[start]

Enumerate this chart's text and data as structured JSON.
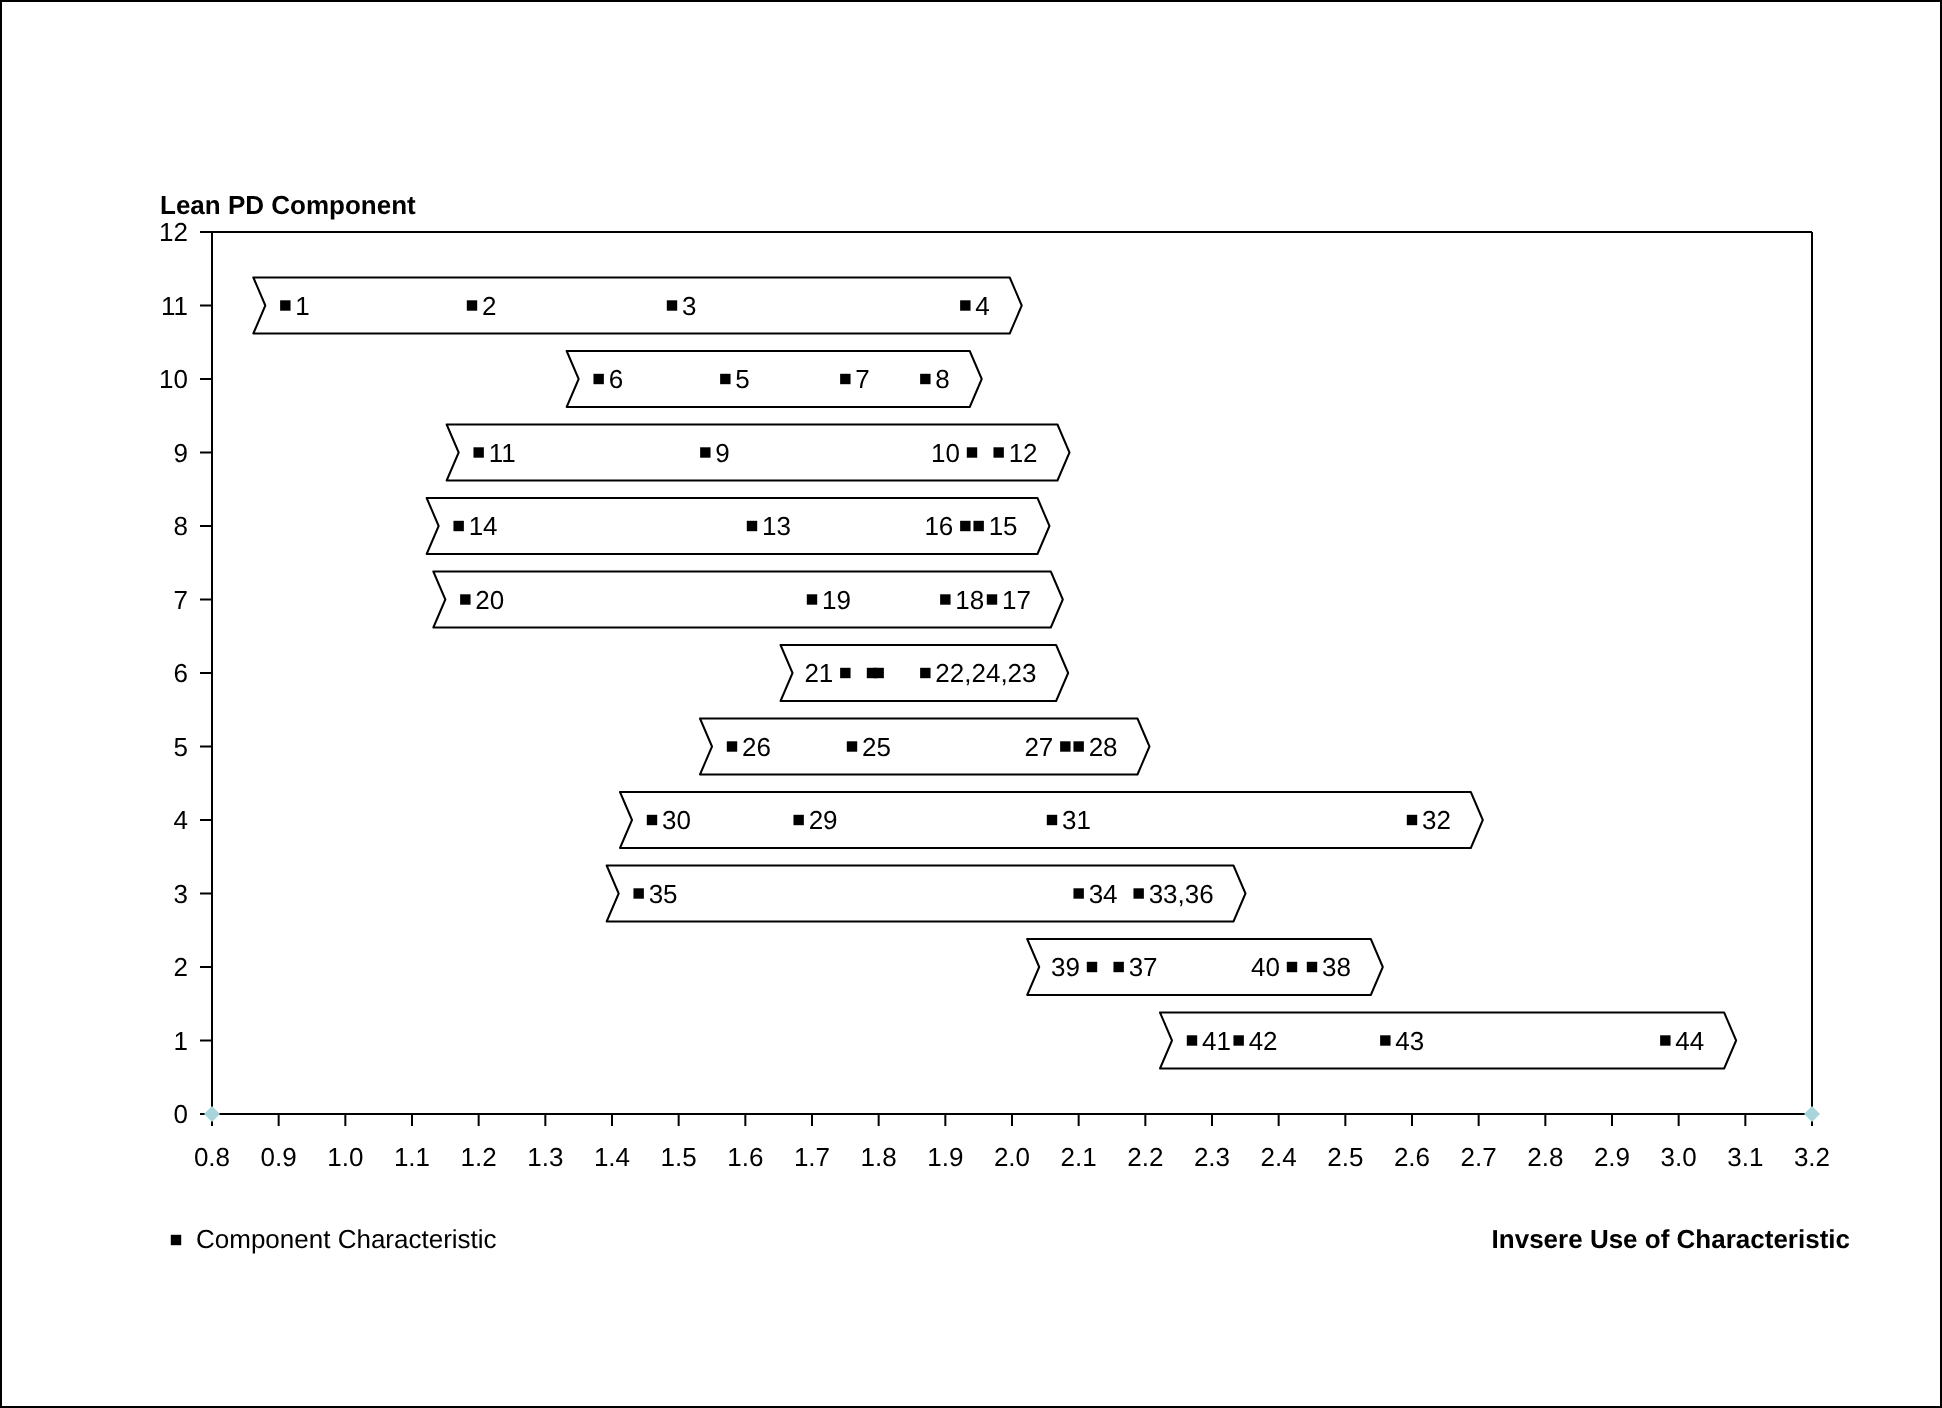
{
  "chart_data": {
    "type": "scatter",
    "title": "Lean PD Component",
    "xlabel": "Invsere Use of Characteristic",
    "xlim": [
      0.8,
      3.2
    ],
    "ylim": [
      0,
      12
    ],
    "xticks": [
      0.8,
      0.9,
      {
        "value": 1,
        "label": "1.0"
      },
      1.1,
      1.2,
      1.3,
      1.4,
      1.5,
      1.6,
      1.7,
      1.8,
      1.9,
      {
        "value": 2,
        "label": "2.0"
      },
      2.1,
      2.2,
      2.3,
      2.4,
      2.5,
      2.6,
      2.7,
      2.8,
      2.9,
      {
        "value": 3,
        "label": "3.0"
      },
      3.1,
      3.2
    ],
    "yticks": [
      0,
      1,
      2,
      3,
      4,
      5,
      6,
      7,
      8,
      9,
      10,
      11,
      12
    ],
    "grid": false,
    "legend": "bottom left",
    "series": [
      {
        "name": "Component Characteristic",
        "color": "#000000",
        "marker": "square",
        "x": [
          0.91,
          1.19,
          1.49,
          1.93,
          1.38,
          1.57,
          1.75,
          1.87,
          1.2,
          1.54,
          1.94,
          1.98,
          1.17,
          1.61,
          1.93,
          1.95,
          1.18,
          1.7,
          1.9,
          1.97,
          1.75,
          1.79,
          1.8,
          1.87,
          1.58,
          1.76,
          2.08,
          2.1,
          1.46,
          1.68,
          2.06,
          2.6,
          1.44,
          2.1,
          2.19,
          2.12,
          2.16,
          2.42,
          2.45,
          2.27,
          2.34,
          2.56,
          2.98
        ],
        "values": [
          11,
          11,
          11,
          11,
          10,
          10,
          10,
          10,
          9,
          9,
          9,
          9,
          8,
          8,
          8,
          8,
          7,
          7,
          7,
          7,
          6,
          6,
          6,
          6,
          5,
          5,
          5,
          5,
          4,
          4,
          4,
          4,
          3,
          3,
          3,
          2,
          2,
          2,
          2,
          1,
          1,
          1,
          1
        ]
      },
      {
        "color": "#a8d4dc",
        "marker": "diamond",
        "x": [
          0.8,
          3.2
        ],
        "values": [
          0,
          0
        ]
      }
    ],
    "annotations": [
      {
        "text": "1",
        "x": 0.91,
        "y": 11
      },
      {
        "text": "2",
        "x": 1.19,
        "y": 11
      },
      {
        "text": "3",
        "x": 1.49,
        "y": 11
      },
      {
        "text": "4",
        "x": 1.93,
        "y": 11
      },
      {
        "text": "6",
        "x": 1.38,
        "y": 10
      },
      {
        "text": "5",
        "x": 1.57,
        "y": 10
      },
      {
        "text": "7",
        "x": 1.75,
        "y": 10
      },
      {
        "text": "8",
        "x": 1.87,
        "y": 10
      },
      {
        "text": "11",
        "x": 1.2,
        "y": 9
      },
      {
        "text": "9",
        "x": 1.54,
        "y": 9
      },
      {
        "text": "10",
        "x": 1.94,
        "y": 9
      },
      {
        "text": "12",
        "x": 1.98,
        "y": 9
      },
      {
        "text": "14",
        "x": 1.17,
        "y": 8
      },
      {
        "text": "13",
        "x": 1.61,
        "y": 8
      },
      {
        "text": "16",
        "x": 1.93,
        "y": 8
      },
      {
        "text": "15",
        "x": 1.95,
        "y": 8
      },
      {
        "text": "20",
        "x": 1.18,
        "y": 7
      },
      {
        "text": "19",
        "x": 1.7,
        "y": 7
      },
      {
        "text": "18",
        "x": 1.9,
        "y": 7
      },
      {
        "text": "17",
        "x": 1.97,
        "y": 7
      },
      {
        "text": "21",
        "x": 1.75,
        "y": 6
      },
      {
        "text": "22,24,23",
        "x": 1.87,
        "y": 6
      },
      {
        "text": "26",
        "x": 1.58,
        "y": 5
      },
      {
        "text": "25",
        "x": 1.76,
        "y": 5
      },
      {
        "text": "27",
        "x": 2.08,
        "y": 5
      },
      {
        "text": "28",
        "x": 2.1,
        "y": 5
      },
      {
        "text": "30",
        "x": 1.46,
        "y": 4
      },
      {
        "text": "29",
        "x": 1.68,
        "y": 4
      },
      {
        "text": "31",
        "x": 2.06,
        "y": 4
      },
      {
        "text": "32",
        "x": 2.6,
        "y": 4
      },
      {
        "text": "35",
        "x": 1.44,
        "y": 3
      },
      {
        "text": "34",
        "x": 2.1,
        "y": 3
      },
      {
        "text": "33,36",
        "x": 2.19,
        "y": 3
      },
      {
        "text": "39",
        "x": 2.12,
        "y": 2
      },
      {
        "text": "37",
        "x": 2.16,
        "y": 2
      },
      {
        "text": "40",
        "x": 2.42,
        "y": 2
      },
      {
        "text": "38",
        "x": 2.45,
        "y": 2
      },
      {
        "text": "41",
        "x": 2.27,
        "y": 1
      },
      {
        "text": "42",
        "x": 2.34,
        "y": 1
      },
      {
        "text": "43",
        "x": 2.56,
        "y": 1
      },
      {
        "text": "44",
        "x": 2.98,
        "y": 1
      }
    ]
  }
}
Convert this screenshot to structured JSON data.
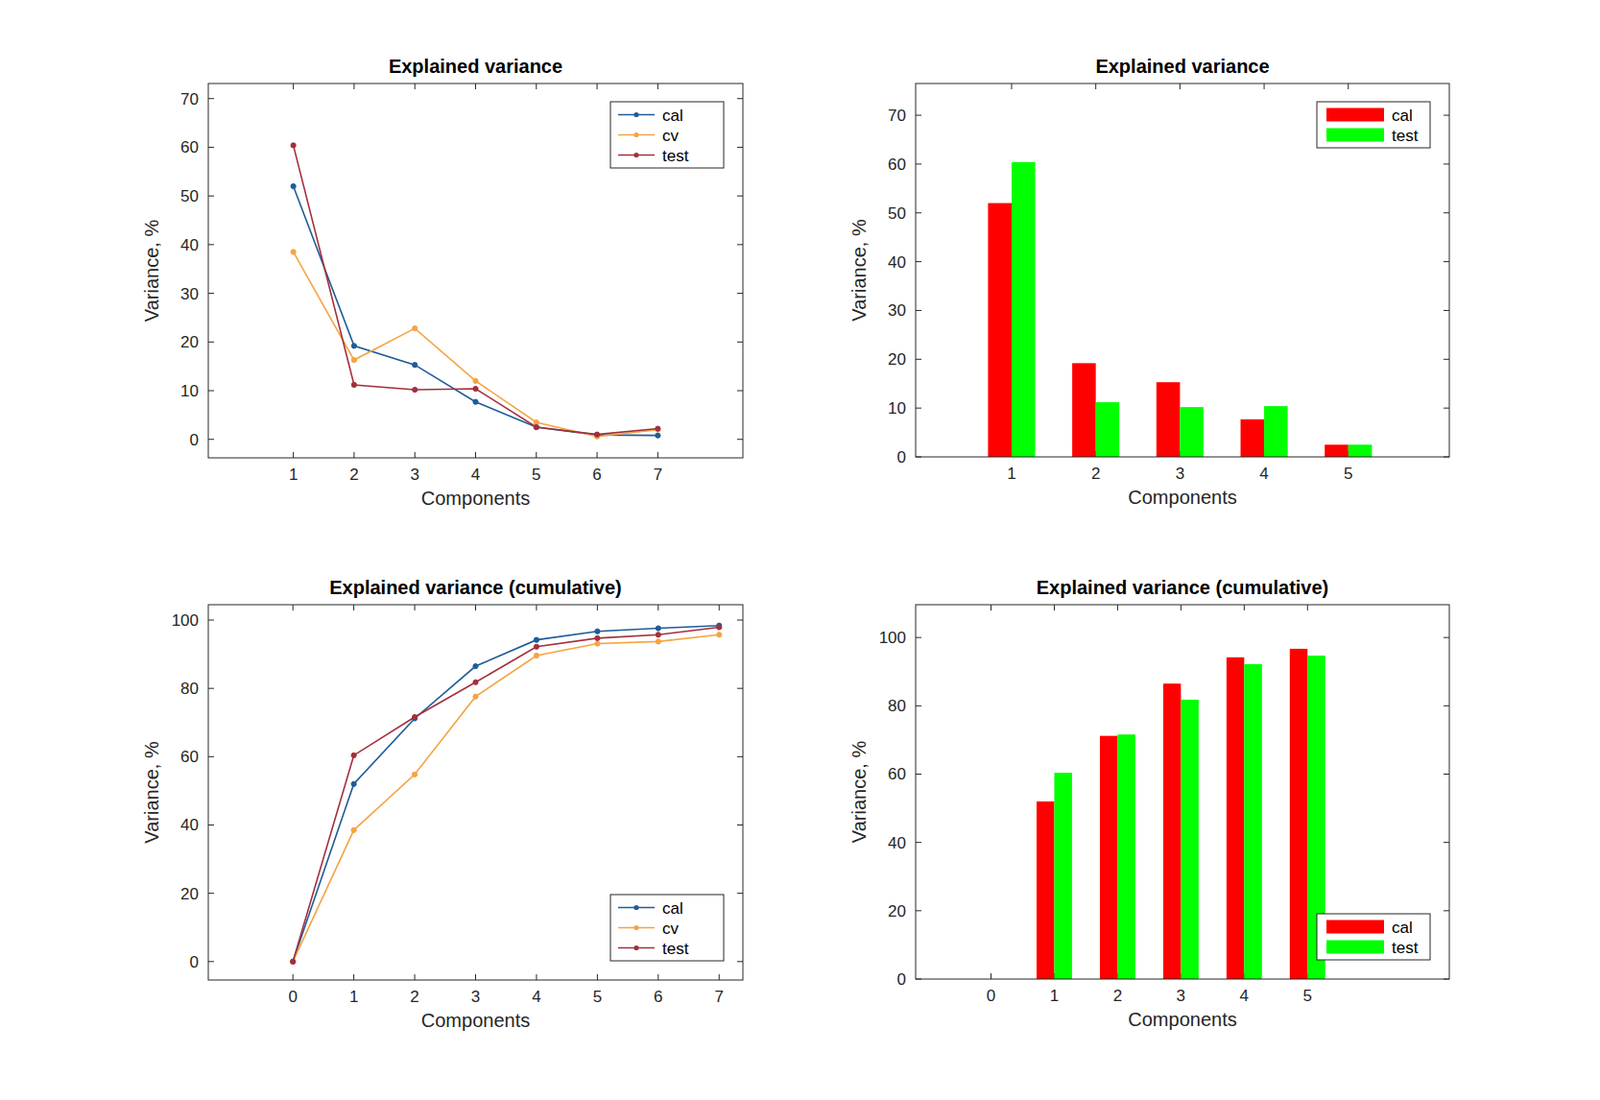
{
  "chart_data": [
    {
      "type": "line",
      "title": "Explained variance",
      "x_label": "Components",
      "y_label": "Variance, %",
      "x": [
        1,
        2,
        3,
        4,
        5,
        6,
        7
      ],
      "series": [
        {
          "name": "cal",
          "color": "#1f5c99",
          "values": [
            52.0,
            19.2,
            15.3,
            7.7,
            2.5,
            0.9,
            0.8
          ]
        },
        {
          "name": "cv",
          "color": "#f5a443",
          "values": [
            38.5,
            16.3,
            22.8,
            12.0,
            3.5,
            0.6,
            2.0
          ]
        },
        {
          "name": "test",
          "color": "#a2303c",
          "values": [
            60.4,
            11.2,
            10.2,
            10.4,
            2.5,
            1.0,
            2.2
          ]
        }
      ],
      "marker": "dot",
      "xlim": [
        -0.4,
        8.4
      ],
      "ylim": [
        -3.8,
        73.1
      ],
      "xticks": [
        1,
        2,
        3,
        4,
        5,
        6,
        7
      ],
      "yticks": [
        0,
        10,
        20,
        30,
        40,
        50,
        60,
        70
      ],
      "legend": "northeast"
    },
    {
      "type": "bar",
      "title": "Explained variance",
      "x_label": "Components",
      "y_label": "Variance, %",
      "x": [
        1,
        2,
        3,
        4,
        5
      ],
      "series": [
        {
          "name": "cal",
          "color": "#ff0000",
          "values": [
            52.0,
            19.2,
            15.3,
            7.7,
            2.5
          ]
        },
        {
          "name": "test",
          "color": "#00ff00",
          "values": [
            60.4,
            11.2,
            10.2,
            10.4,
            2.5
          ]
        }
      ],
      "xlim": [
        -0.14,
        6.2
      ],
      "ylim": [
        0,
        76.5
      ],
      "xticks": [
        1,
        2,
        3,
        4,
        5
      ],
      "yticks": [
        0,
        10,
        20,
        30,
        40,
        50,
        60,
        70
      ],
      "legend": "northeast"
    },
    {
      "type": "line",
      "title": "Explained variance (cumulative)",
      "x_label": "Components",
      "y_label": "Variance, %",
      "x": [
        0,
        1,
        2,
        3,
        4,
        5,
        6,
        7
      ],
      "series": [
        {
          "name": "cal",
          "color": "#1f5c99",
          "values": [
            0,
            52.0,
            71.2,
            86.5,
            94.2,
            96.7,
            97.6,
            98.4
          ]
        },
        {
          "name": "cv",
          "color": "#f5a443",
          "values": [
            0,
            38.5,
            54.8,
            77.6,
            89.6,
            93.1,
            93.7,
            95.7
          ]
        },
        {
          "name": "test",
          "color": "#a2303c",
          "values": [
            0,
            60.4,
            71.6,
            81.8,
            92.2,
            94.7,
            95.7,
            97.9
          ]
        }
      ],
      "marker": "dot",
      "xlim": [
        -1.39,
        7.39
      ],
      "ylim": [
        -5.4,
        104.5
      ],
      "xticks": [
        0,
        1,
        2,
        3,
        4,
        5,
        6,
        7
      ],
      "yticks": [
        0,
        20,
        40,
        60,
        80,
        100
      ],
      "legend": "southeast"
    },
    {
      "type": "bar",
      "title": "Explained variance (cumulative)",
      "x_label": "Components",
      "y_label": "Variance, %",
      "x": [
        1,
        2,
        3,
        4,
        5
      ],
      "series": [
        {
          "name": "cal",
          "color": "#ff0000",
          "values": [
            52.0,
            71.2,
            86.5,
            94.2,
            96.7
          ]
        },
        {
          "name": "test",
          "color": "#00ff00",
          "values": [
            60.4,
            71.6,
            81.8,
            92.2,
            94.7
          ]
        }
      ],
      "xlim": [
        -1.19,
        7.24
      ],
      "ylim": [
        0,
        109.6
      ],
      "xticks": [
        0,
        1,
        2,
        3,
        4,
        5
      ],
      "yticks": [
        0,
        20,
        40,
        60,
        80,
        100
      ],
      "legend": "southeast"
    }
  ]
}
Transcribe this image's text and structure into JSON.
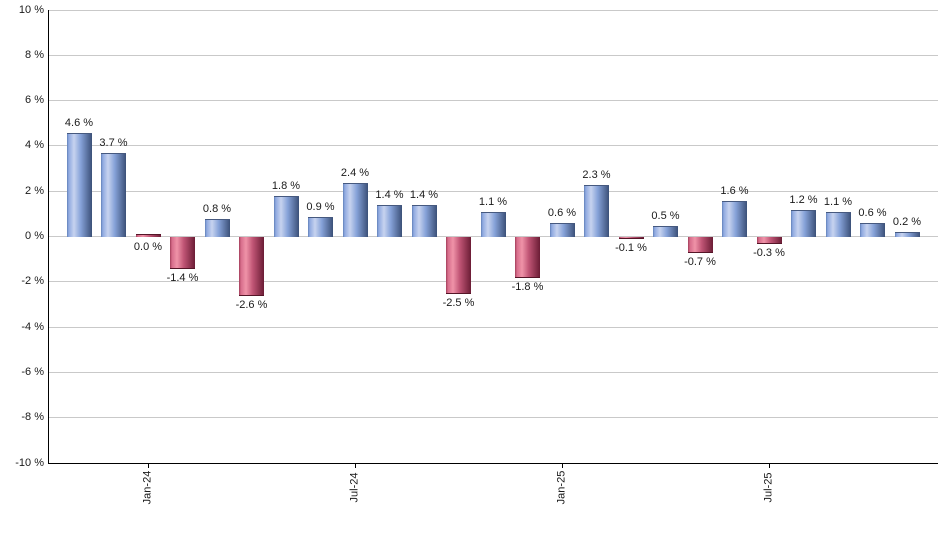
{
  "chart_data": {
    "type": "bar",
    "title": "",
    "xlabel": "",
    "ylabel": "",
    "ylim": [
      -10,
      10
    ],
    "grid": true,
    "legend": false,
    "y_ticks": [
      {
        "value": 10,
        "label": "10 %"
      },
      {
        "value": 8,
        "label": "8 %"
      },
      {
        "value": 6,
        "label": "6 %"
      },
      {
        "value": 4,
        "label": "4 %"
      },
      {
        "value": 2,
        "label": "2 %"
      },
      {
        "value": 0,
        "label": "0 %"
      },
      {
        "value": -2,
        "label": "-2 %"
      },
      {
        "value": -4,
        "label": "-4 %"
      },
      {
        "value": -6,
        "label": "-6 %"
      },
      {
        "value": -8,
        "label": "-8 %"
      },
      {
        "value": -10,
        "label": "-10 %"
      }
    ],
    "x_ticks": [
      {
        "label": "Jan-24",
        "bar_index": 2
      },
      {
        "label": "Jul-24",
        "bar_index": 8
      },
      {
        "label": "Jan-25",
        "bar_index": 14
      },
      {
        "label": "Jul-25",
        "bar_index": 20
      }
    ],
    "bars": [
      {
        "value": 4.6,
        "label": "4.6 %",
        "color": "positive"
      },
      {
        "value": 3.7,
        "label": "3.7 %",
        "color": "positive"
      },
      {
        "value": 0.0,
        "label": "0.0 %",
        "color": "negative"
      },
      {
        "value": -1.4,
        "label": "-1.4 %",
        "color": "negative"
      },
      {
        "value": 0.8,
        "label": "0.8 %",
        "color": "positive"
      },
      {
        "value": -2.6,
        "label": "-2.6 %",
        "color": "negative"
      },
      {
        "value": 1.8,
        "label": "1.8 %",
        "color": "positive"
      },
      {
        "value": 0.9,
        "label": "0.9 %",
        "color": "positive"
      },
      {
        "value": 2.4,
        "label": "2.4 %",
        "color": "positive"
      },
      {
        "value": 1.4,
        "label": "1.4 %",
        "color": "positive"
      },
      {
        "value": 1.4,
        "label": "1.4 %",
        "color": "positive"
      },
      {
        "value": -2.5,
        "label": "-2.5 %",
        "color": "negative"
      },
      {
        "value": 1.1,
        "label": "1.1 %",
        "color": "positive"
      },
      {
        "value": -1.8,
        "label": "-1.8 %",
        "color": "negative"
      },
      {
        "value": 0.6,
        "label": "0.6 %",
        "color": "positive"
      },
      {
        "value": 2.3,
        "label": "2.3 %",
        "color": "positive"
      },
      {
        "value": -0.1,
        "label": "-0.1 %",
        "color": "negative"
      },
      {
        "value": 0.5,
        "label": "0.5 %",
        "color": "positive"
      },
      {
        "value": -0.7,
        "label": "-0.7 %",
        "color": "negative"
      },
      {
        "value": 1.6,
        "label": "1.6 %",
        "color": "positive"
      },
      {
        "value": -0.3,
        "label": "-0.3 %",
        "color": "negative"
      },
      {
        "value": 1.2,
        "label": "1.2 %",
        "color": "positive"
      },
      {
        "value": 1.1,
        "label": "1.1 %",
        "color": "positive"
      },
      {
        "value": 0.6,
        "label": "0.6 %",
        "color": "positive"
      },
      {
        "value": 0.2,
        "label": "0.2 %",
        "color": "positive"
      }
    ],
    "colors": {
      "positive_gradient": [
        "#6180B8 0%",
        "#8FA9E0 7%",
        "#C7D3EF 28%",
        "#86A2D8 55%",
        "#3B5078 100%"
      ],
      "negative_gradient": [
        "#A23D59 0%",
        "#D76D8B 8%",
        "#EF93A8 28%",
        "#C05575 55%",
        "#6B1C35 100%"
      ],
      "positive_cap": "#46597F",
      "negative_cap": "#541527",
      "grid": "#C9C9C9",
      "axis": "#000000",
      "text": "#1A1A1A",
      "background": "#FFFFFF"
    }
  }
}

[end]

* **OBJECTIVE**: Tally the lines of the listing in which the word "Characteristic" occurs, and state the total alone.

* **ANSWER IN FULL**: 2